:: Request ::
Skip all pictures, then print the remaining material exactly.

##### Input records

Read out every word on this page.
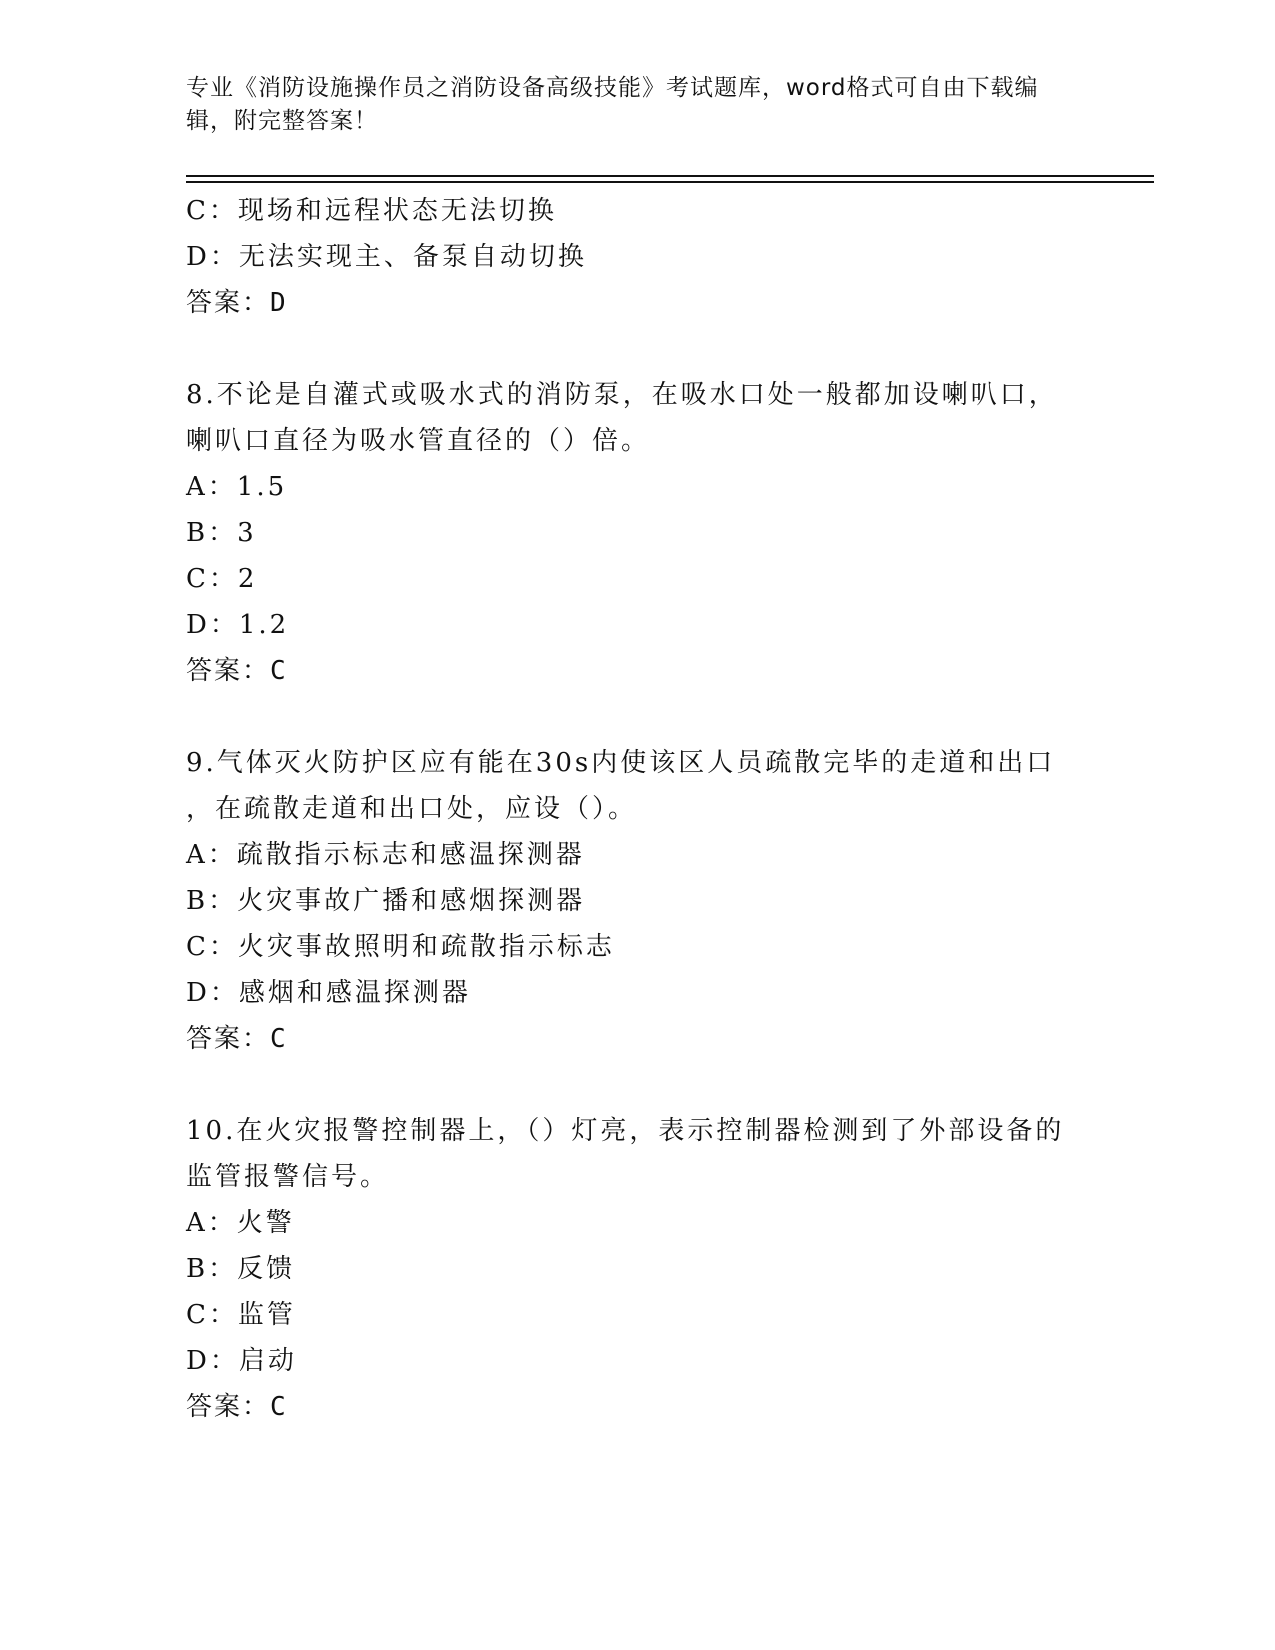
专业《消防设施操作员之消防设备高级技能》考试题库，word格式可自由下载编
辑，附完整答案！
C：现场和远程状态无法切换
D：无法实现主、备泵自动切换
答案：D
8.不论是自灌式或吸水式的消防泵，在吸水口处一般都加设喇叭口，
喇叭口直径为吸水管直径的（）倍。
A：1.5
B：3
C：2
D：1.2
答案：C
9.气体灭火防护区应有能在30s内使该区人员疏散完毕的走道和出口
，在疏散走道和出口处，应设（）。
A：疏散指示标志和感温探测器
B：火灾事故广播和感烟探测器
C：火灾事故照明和疏散指示标志
D：感烟和感温探测器
答案：C
10.在火灾报警控制器上，（）灯亮，表示控制器检测到了外部设备的
监管报警信号。
A：火警
B：反馈
C：监管
D：启动
答案：C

##########

:: Solution for this problem ::
Read out every word on this page.
专业《消防设施操作员之消防设备高级技能》考试题库，word格式可自由下载编
辑，附完整答案！
C：现场和远程状态无法切换
D：无法实现主、备泵自动切换
答案：D
8.不论是自灌式或吸水式的消防泵，在吸水口处一般都加设喇叭口，
喇叭口直径为吸水管直径的（）倍。
A：1.5
B：3
C：2
D：1.2
答案：C
9.气体灭火防护区应有能在30s内使该区人员疏散完毕的走道和出口
，在疏散走道和出口处，应设（）。
A：疏散指示标志和感温探测器
B：火灾事故广播和感烟探测器
C：火灾事故照明和疏散指示标志
D：感烟和感温探测器
答案：C
10.在火灾报警控制器上，（）灯亮，表示控制器检测到了外部设备的
监管报警信号。
A：火警
B：反馈
C：监管
D：启动
答案：C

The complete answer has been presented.